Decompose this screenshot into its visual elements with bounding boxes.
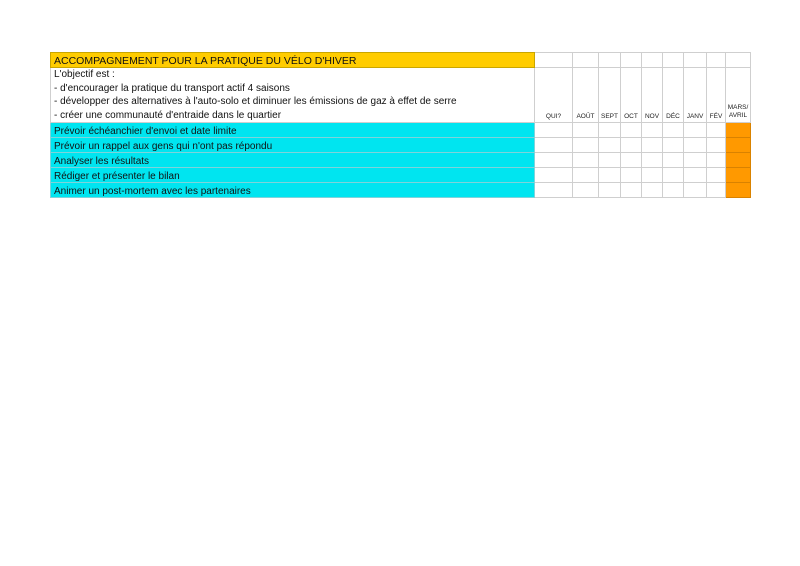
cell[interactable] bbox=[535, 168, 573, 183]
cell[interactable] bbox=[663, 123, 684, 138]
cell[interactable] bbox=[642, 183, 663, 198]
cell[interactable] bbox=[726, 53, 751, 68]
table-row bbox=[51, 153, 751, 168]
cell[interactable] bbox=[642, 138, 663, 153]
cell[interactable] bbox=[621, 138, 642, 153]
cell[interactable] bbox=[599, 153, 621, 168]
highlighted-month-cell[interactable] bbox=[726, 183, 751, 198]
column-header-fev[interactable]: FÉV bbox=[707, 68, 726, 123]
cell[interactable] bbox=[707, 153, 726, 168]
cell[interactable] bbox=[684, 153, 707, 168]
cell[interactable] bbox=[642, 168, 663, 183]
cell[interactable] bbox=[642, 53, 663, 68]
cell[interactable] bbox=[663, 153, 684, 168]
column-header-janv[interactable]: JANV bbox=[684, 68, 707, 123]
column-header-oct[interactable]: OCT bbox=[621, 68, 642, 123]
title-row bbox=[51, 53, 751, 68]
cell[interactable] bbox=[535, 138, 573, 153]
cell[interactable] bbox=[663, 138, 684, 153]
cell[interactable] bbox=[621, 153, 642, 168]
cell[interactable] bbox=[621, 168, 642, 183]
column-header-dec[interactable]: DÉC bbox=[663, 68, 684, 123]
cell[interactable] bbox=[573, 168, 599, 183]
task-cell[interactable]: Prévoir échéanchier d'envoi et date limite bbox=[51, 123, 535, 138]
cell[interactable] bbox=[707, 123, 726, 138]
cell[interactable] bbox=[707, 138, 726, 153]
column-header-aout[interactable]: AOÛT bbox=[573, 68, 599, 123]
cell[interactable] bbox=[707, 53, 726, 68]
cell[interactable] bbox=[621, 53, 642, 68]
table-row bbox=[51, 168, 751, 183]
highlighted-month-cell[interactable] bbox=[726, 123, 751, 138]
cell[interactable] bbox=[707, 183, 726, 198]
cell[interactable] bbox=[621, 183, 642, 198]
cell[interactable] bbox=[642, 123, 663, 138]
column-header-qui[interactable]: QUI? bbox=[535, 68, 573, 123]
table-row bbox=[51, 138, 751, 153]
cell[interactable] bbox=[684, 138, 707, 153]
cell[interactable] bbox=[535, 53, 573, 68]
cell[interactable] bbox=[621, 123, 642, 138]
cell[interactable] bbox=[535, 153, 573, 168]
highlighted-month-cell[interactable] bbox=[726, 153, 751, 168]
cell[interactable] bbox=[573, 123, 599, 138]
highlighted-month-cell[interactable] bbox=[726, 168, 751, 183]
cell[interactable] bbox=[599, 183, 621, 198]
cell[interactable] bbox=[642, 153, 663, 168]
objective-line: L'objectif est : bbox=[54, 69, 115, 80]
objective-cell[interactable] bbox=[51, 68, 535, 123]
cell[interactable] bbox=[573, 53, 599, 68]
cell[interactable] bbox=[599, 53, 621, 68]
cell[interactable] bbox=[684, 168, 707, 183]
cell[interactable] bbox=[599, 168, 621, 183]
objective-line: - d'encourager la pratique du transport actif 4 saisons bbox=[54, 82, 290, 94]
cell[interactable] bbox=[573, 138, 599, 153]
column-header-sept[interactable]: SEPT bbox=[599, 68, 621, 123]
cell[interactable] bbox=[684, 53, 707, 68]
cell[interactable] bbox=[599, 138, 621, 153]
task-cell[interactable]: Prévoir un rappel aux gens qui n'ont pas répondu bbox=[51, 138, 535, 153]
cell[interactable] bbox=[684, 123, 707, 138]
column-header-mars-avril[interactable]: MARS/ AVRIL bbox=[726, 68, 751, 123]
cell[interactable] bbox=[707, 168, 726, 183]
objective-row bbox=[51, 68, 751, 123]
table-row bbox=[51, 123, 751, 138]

== Exercise instructions ==
Reproduce every line of the records above verbatim, omitting the picture.

== Response ==
Decompose this screenshot into its visual elements with bounding boxes.
cell[interactable] bbox=[535, 168, 573, 183]
cell[interactable] bbox=[663, 123, 684, 138]
cell[interactable] bbox=[642, 183, 663, 198]
cell[interactable] bbox=[726, 53, 751, 68]
table-row bbox=[51, 153, 751, 168]
cell[interactable] bbox=[642, 138, 663, 153]
cell[interactable] bbox=[621, 138, 642, 153]
cell[interactable] bbox=[599, 153, 621, 168]
highlighted-month-cell[interactable] bbox=[726, 183, 751, 198]
column-header-fev[interactable]: FÉV bbox=[707, 68, 726, 123]
cell[interactable] bbox=[707, 153, 726, 168]
cell[interactable] bbox=[684, 153, 707, 168]
cell[interactable] bbox=[642, 168, 663, 183]
cell[interactable] bbox=[642, 53, 663, 68]
cell[interactable] bbox=[663, 153, 684, 168]
column-header-janv[interactable]: JANV bbox=[684, 68, 707, 123]
column-header-oct[interactable]: OCT bbox=[621, 68, 642, 123]
title-row bbox=[51, 53, 751, 68]
cell[interactable] bbox=[535, 138, 573, 153]
cell[interactable] bbox=[663, 138, 684, 153]
cell[interactable] bbox=[621, 153, 642, 168]
cell[interactable] bbox=[621, 168, 642, 183]
column-header-dec[interactable]: DÉC bbox=[663, 68, 684, 123]
cell[interactable] bbox=[573, 168, 599, 183]
task-cell[interactable]: Prévoir échéanchier d'envoi et date limite bbox=[51, 123, 535, 138]
cell[interactable] bbox=[707, 123, 726, 138]
cell[interactable] bbox=[707, 138, 726, 153]
column-header-aout[interactable]: AOÛT bbox=[573, 68, 599, 123]
cell[interactable] bbox=[707, 53, 726, 68]
cell[interactable] bbox=[621, 53, 642, 68]
table-row bbox=[51, 168, 751, 183]
highlighted-month-cell[interactable] bbox=[726, 123, 751, 138]
cell[interactable] bbox=[707, 183, 726, 198]
cell[interactable] bbox=[621, 183, 642, 198]
cell[interactable] bbox=[642, 123, 663, 138]
column-header-qui[interactable]: QUI? bbox=[535, 68, 573, 123]
table-row bbox=[51, 138, 751, 153]
cell[interactable] bbox=[684, 138, 707, 153]
cell[interactable] bbox=[535, 53, 573, 68]
cell[interactable] bbox=[621, 123, 642, 138]
cell[interactable] bbox=[535, 153, 573, 168]
highlighted-month-cell[interactable] bbox=[726, 153, 751, 168]
cell[interactable] bbox=[573, 123, 599, 138]
highlighted-month-cell[interactable] bbox=[726, 168, 751, 183]
cell[interactable] bbox=[599, 183, 621, 198]
cell[interactable] bbox=[642, 153, 663, 168]
objective-line: L'objectif est : bbox=[54, 69, 115, 80]
objective-cell[interactable] bbox=[51, 68, 535, 123]
cell[interactable] bbox=[573, 53, 599, 68]
cell[interactable] bbox=[599, 53, 621, 68]
cell[interactable] bbox=[684, 168, 707, 183]
cell[interactable] bbox=[599, 168, 621, 183]
objective-line: - d'encourager la pratique du transport actif 4 saisons bbox=[54, 82, 290, 94]
cell[interactable] bbox=[573, 138, 599, 153]
column-header-sept[interactable]: SEPT bbox=[599, 68, 621, 123]
cell[interactable] bbox=[684, 53, 707, 68]
cell[interactable] bbox=[599, 138, 621, 153]
task-cell[interactable]: Prévoir un rappel aux gens qui n'ont pas répondu bbox=[51, 138, 535, 153]
cell[interactable] bbox=[684, 123, 707, 138]
column-header-mars-avril[interactable]: MARS/ AVRIL bbox=[726, 68, 751, 123]
cell[interactable] bbox=[707, 168, 726, 183]
objective-row bbox=[51, 68, 751, 123]
table-row bbox=[51, 123, 751, 138]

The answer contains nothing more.